WORK TO COMPLETE → Your task is to extract every line from the material below exactly.

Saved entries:
((

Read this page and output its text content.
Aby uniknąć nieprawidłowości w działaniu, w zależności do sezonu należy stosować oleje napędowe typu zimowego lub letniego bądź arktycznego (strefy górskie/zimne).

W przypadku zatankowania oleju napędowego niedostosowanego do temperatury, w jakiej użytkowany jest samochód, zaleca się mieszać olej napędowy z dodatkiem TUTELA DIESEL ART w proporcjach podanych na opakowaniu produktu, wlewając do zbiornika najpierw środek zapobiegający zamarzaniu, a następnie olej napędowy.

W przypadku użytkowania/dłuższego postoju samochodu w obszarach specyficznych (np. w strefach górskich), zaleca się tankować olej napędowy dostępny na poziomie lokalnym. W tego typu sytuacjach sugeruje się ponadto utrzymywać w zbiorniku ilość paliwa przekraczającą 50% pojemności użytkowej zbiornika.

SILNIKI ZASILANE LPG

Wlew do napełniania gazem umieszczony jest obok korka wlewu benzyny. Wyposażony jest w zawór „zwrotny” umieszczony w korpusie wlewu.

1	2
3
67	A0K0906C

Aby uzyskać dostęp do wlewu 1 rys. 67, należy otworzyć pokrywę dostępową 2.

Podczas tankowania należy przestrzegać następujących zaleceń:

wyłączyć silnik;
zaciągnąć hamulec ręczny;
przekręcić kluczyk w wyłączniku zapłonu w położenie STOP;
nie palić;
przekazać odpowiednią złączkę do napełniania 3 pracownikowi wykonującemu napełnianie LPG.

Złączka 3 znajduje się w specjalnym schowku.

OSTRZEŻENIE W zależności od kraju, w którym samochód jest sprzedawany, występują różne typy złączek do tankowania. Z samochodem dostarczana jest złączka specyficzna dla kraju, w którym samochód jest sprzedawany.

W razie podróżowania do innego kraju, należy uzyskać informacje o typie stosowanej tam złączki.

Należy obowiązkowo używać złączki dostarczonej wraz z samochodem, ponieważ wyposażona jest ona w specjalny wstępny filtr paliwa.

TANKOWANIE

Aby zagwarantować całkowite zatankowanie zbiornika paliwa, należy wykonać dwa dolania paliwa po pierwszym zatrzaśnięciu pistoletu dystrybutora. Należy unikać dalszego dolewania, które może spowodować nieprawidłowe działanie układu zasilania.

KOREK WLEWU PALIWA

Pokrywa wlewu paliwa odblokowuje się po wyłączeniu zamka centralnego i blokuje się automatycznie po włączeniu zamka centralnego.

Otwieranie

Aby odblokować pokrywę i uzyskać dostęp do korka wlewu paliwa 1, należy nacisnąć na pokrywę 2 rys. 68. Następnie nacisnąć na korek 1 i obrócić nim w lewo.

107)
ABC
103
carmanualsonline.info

))

COMPLETE RESPONSE →
Read this page and output its text content.
Aby uniknąć nieprawidłowości w działaniu, w zależności do sezonu należy stosować oleje napędowe typu zimowego lub letniego bądź arktycznego (strefy górskie/zimne).

W przypadku zatankowania oleju napędowego niedostosowanego do temperatury, w jakiej użytkowany jest samochód, zaleca się mieszać olej napędowy z dodatkiem TUTELA DIESEL ART w proporcjach podanych na opakowaniu produktu, wlewając do zbiornika najpierw środek zapobiegający zamarzaniu, a następnie olej napędowy.

W przypadku użytkowania/dłuższego postoju samochodu w obszarach specyficznych (np. w strefach górskich), zaleca się tankować olej napędowy dostępny na poziomie lokalnym. W tego typu sytuacjach sugeruje się ponadto utrzymywać w zbiorniku ilość paliwa przekraczającą 50% pojemności użytkowej zbiornika.

SILNIKI ZASILANE LPG

Wlew do napełniania gazem umieszczony jest obok korka wlewu benzyny. Wyposażony jest w zawór „zwrotny” umieszczony w korpusie wlewu.

1	2
3
67	A0K0906C

Aby uzyskać dostęp do wlewu 1 rys. 67, należy otworzyć pokrywę dostępową 2.

Podczas tankowania należy przestrzegać następujących zaleceń:

wyłączyć silnik;
zaciągnąć hamulec ręczny;
przekręcić kluczyk w wyłączniku zapłonu w położenie STOP;
nie palić;
przekazać odpowiednią złączkę do napełniania 3 pracownikowi wykonującemu napełnianie LPG.

Złączka 3 znajduje się w specjalnym schowku.

OSTRZEŻENIE W zależności od kraju, w którym samochód jest sprzedawany, występują różne typy złączek do tankowania. Z samochodem dostarczana jest złączka specyficzna dla kraju, w którym samochód jest sprzedawany.

W razie podróżowania do innego kraju, należy uzyskać informacje o typie stosowanej tam złączki.

Należy obowiązkowo używać złączki dostarczonej wraz z samochodem, ponieważ wyposażona jest ona w specjalny wstępny filtr paliwa.

TANKOWANIE

Aby zagwarantować całkowite zatankowanie zbiornika paliwa, należy wykonać dwa dolania paliwa po pierwszym zatrzaśnięciu pistoletu dystrybutora. Należy unikać dalszego dolewania, które może spowodować nieprawidłowe działanie układu zasilania.

KOREK WLEWU PALIWA

Pokrywa wlewu paliwa odblokowuje się po wyłączeniu zamka centralnego i blokuje się automatycznie po włączeniu zamka centralnego.

Otwieranie

Aby odblokować pokrywę i uzyskać dostęp do korka wlewu paliwa 1, należy nacisnąć na pokrywę 2 rys. 68. Następnie nacisnąć na korek 1 i obrócić nim w lewo.

107)
ABC
103
carmanualsonline.info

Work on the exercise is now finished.